This book has a thriller element, it’s slow burn and exposition in the first half, but it ramps up at speed in the second! Making for a very exciting unravelling of character’s secrets and plans. This book could have been five star for me, if it wasn’t for the ending. I felt I needed more closure. A lot happens at the end, and it’s all very quick and it was really shocking. Being left on that note felt a little unsatisfying.
To begin with I wasn't quite sure where this book was taking me, it felt like one of the eco thrillers which seem popular at the moment, and a cautionary tale of factions which inevitably seem to occur in any movement. However as I got further into the book it became more complex with multifaceted characters and opinions and I was keen to discover the (satisfying) conclusion.
Thank you to netgalley and Granta books for an advance copy of this book.
I wasn't sure quite what to expect but from the word go I was very quickly drawn into the story. There are no chapters, just three long sections which made it difficult to know where to stop reading so I inevitably and inexorably carried on. The characters are introduced gradually and in some detail which gave me a chance to get to know them and to get a sense of the relationships between them, Mira and Shelley particularly. What I liked most is the way that they developed, how they reacted to circumstances affecting their relationship and altering their behaviour. Robert Lemoine was a complex character presenting a different face depending on who or what he was dealing with, his skill at manipulation fascinating to read. Tony on the other hand was easier to understand and while some of his political ranting was a bit beyond me I had to admire his tenacity and dogged perseverance.

ASSIGNED TASK 1: In the book reviews, what does the book have instead of chapters?
ASSIGNED TASK 2: Extend the book reviews, picking up right after their final sentence.

[Structured page parsing data]

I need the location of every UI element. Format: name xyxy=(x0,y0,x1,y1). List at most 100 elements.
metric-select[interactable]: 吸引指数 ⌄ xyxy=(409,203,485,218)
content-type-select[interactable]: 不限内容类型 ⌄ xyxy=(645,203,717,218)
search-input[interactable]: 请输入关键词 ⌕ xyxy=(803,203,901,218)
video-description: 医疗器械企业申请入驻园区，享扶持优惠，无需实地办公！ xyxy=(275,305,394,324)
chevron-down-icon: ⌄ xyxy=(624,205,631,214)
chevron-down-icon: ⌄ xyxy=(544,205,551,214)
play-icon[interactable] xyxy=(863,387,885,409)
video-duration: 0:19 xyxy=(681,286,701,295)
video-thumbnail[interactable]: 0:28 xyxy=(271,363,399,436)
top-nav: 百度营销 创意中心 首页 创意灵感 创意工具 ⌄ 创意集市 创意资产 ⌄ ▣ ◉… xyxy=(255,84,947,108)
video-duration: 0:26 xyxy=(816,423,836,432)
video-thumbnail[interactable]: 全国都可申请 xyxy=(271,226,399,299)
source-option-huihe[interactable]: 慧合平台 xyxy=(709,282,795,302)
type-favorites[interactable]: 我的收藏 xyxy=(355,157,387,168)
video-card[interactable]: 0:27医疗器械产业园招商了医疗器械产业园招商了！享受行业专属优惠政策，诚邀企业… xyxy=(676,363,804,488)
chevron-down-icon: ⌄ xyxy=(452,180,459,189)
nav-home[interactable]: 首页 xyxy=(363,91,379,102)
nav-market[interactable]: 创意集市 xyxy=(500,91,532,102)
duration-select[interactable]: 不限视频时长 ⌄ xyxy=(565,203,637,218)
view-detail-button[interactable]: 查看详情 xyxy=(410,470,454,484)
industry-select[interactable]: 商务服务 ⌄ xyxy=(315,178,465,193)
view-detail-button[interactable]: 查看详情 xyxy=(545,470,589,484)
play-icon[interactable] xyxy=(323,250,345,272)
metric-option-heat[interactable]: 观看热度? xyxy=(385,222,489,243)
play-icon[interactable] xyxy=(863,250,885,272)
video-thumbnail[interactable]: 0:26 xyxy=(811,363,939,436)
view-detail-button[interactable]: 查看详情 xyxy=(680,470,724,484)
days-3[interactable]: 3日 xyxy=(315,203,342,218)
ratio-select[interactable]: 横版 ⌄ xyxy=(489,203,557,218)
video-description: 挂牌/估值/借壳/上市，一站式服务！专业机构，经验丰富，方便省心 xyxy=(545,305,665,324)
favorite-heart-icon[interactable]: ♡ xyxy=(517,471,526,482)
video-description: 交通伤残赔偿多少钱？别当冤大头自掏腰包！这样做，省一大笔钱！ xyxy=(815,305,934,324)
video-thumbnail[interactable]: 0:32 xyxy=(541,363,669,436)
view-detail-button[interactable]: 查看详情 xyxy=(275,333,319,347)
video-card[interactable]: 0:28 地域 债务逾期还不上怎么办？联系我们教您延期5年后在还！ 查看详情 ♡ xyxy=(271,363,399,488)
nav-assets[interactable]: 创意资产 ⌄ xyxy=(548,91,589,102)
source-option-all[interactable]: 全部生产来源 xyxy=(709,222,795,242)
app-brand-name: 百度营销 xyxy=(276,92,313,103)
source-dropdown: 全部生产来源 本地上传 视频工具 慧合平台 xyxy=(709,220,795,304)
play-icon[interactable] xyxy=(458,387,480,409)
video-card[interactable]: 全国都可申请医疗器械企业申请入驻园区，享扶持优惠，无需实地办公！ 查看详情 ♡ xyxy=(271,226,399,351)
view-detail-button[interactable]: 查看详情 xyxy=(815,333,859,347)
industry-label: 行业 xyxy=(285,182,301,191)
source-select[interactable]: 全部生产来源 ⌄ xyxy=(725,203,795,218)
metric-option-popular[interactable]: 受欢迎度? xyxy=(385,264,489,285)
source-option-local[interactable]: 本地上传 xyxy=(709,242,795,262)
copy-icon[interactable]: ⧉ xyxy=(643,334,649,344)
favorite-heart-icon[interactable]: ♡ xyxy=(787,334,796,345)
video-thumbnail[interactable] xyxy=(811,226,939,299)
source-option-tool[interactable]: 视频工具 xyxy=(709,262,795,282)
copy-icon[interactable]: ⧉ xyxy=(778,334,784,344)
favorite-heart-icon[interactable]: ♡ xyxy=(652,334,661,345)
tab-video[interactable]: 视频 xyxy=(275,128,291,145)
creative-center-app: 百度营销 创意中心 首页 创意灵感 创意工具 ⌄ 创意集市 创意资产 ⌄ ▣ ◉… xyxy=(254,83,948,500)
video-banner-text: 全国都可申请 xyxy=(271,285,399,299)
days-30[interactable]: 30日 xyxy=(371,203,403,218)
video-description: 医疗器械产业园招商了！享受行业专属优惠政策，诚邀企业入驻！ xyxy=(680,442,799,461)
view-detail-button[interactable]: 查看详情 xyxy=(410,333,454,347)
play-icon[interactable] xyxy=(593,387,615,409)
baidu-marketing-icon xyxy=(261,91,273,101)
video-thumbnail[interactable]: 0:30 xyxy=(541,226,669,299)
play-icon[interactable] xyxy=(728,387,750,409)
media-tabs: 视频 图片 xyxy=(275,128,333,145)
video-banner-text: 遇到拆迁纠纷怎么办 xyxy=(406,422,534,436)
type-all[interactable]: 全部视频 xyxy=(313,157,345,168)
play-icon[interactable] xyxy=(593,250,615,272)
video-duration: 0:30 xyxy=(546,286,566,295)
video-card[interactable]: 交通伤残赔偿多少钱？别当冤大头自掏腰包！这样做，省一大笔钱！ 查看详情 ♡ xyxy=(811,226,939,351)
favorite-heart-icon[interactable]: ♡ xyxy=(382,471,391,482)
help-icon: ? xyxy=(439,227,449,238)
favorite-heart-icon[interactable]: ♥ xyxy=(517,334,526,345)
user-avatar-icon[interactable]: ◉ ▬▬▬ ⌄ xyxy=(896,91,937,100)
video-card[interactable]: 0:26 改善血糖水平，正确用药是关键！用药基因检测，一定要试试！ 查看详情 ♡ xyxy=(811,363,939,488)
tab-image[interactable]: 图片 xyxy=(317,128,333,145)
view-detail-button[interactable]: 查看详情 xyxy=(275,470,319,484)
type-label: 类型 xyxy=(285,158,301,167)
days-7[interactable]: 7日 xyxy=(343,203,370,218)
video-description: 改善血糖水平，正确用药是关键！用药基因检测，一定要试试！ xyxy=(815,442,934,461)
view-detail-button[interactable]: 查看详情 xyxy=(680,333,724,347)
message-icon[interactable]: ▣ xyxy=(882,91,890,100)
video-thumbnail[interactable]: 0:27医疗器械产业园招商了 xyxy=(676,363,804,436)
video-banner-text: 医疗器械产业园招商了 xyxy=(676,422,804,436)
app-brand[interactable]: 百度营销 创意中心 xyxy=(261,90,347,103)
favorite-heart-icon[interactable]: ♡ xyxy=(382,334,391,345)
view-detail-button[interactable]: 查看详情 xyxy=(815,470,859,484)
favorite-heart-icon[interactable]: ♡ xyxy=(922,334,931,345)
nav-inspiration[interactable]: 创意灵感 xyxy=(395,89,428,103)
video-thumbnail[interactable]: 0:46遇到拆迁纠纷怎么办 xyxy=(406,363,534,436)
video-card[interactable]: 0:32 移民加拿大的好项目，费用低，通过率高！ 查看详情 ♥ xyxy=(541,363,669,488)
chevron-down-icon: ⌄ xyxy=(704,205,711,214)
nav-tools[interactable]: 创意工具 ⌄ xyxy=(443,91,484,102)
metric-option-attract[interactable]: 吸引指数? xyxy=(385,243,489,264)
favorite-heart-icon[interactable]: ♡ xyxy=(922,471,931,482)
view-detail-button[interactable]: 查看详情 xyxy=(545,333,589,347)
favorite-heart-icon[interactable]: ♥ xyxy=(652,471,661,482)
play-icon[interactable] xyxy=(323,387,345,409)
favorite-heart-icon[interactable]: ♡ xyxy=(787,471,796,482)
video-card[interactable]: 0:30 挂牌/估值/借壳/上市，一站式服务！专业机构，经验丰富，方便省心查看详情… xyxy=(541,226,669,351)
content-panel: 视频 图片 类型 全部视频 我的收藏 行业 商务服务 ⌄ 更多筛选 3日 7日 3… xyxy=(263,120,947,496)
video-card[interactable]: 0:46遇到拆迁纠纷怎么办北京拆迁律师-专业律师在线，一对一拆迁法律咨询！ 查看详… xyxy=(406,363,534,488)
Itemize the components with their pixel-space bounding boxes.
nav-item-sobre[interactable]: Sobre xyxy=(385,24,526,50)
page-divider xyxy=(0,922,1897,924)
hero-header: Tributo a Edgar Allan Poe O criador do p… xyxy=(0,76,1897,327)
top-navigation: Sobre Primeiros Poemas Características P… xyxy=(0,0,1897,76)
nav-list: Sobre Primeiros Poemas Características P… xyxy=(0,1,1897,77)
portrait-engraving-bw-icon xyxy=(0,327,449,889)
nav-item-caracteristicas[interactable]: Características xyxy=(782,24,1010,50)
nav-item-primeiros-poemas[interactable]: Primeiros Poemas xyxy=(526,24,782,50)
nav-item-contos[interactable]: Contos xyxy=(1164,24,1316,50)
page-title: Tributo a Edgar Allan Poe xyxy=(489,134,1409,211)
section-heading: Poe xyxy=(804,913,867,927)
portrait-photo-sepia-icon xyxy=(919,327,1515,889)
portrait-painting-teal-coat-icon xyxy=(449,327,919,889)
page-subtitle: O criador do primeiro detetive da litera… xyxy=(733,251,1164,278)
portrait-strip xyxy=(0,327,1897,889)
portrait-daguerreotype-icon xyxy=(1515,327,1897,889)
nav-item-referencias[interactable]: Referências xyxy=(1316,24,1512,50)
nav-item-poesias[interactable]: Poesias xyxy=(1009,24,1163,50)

RESPONSE BOX 1: Three long sections.

RESPONSE BOX 2:
The story is revealed little by little, coming together from many directions. It covers sensitive issues, exploitation of natural resources and the environment, government conspiracies and spying technology all presented in a way that is entirely natural, perfectly understandable and relevant to the story. There are unexpected twists and a gradual unraveling that was almost hypnotic in its intensity.
A terrific read, thought provoking , sometimes frightening and horribly believable but thoroughly entertaining.
Thank you to Netgalley and the publisher for an advance reader copy.
The ten years since the publication of Elle Catton’s Booker Prize-winning ‘The Luminaries’ has been worth the wait. ‘Birnam Wood’ is a Literary Antipodean Conservationist Thriller. Literary in that is superbly written and every sentence, every paragraph is a joy to read; Antipodean in that it is set in a fictional location in the wild South Island of NZ; conservationist in that the plot revolves around the fight by young and passionate conservationists to protect what is left of our wilderness, as machiavellian forces do their best to destroy it in the service of their own greed, and a thriller in that it is a page turner with twists and turns and an ending I could not foresee.The themes are universal and timely, but told in a way that is truly different from any other in its broad category. If you struggled to get into ‘The Luminaries’ because of its length, or complex intertwined themes, or numerous characters, do not let that put you off Catton’s new novel; it is an entirely different experience and I think will satisfy a much wider readership. What the two books do have in common is their exquisite writing, the clever plotting, the in-depth characterisation, and the NZ location. I will be amazed if this novel doesn’t win prizes and become a major best seller. It certainly deserves both. Thank you to NetGalley and the publisher and author for an advance review digital copy.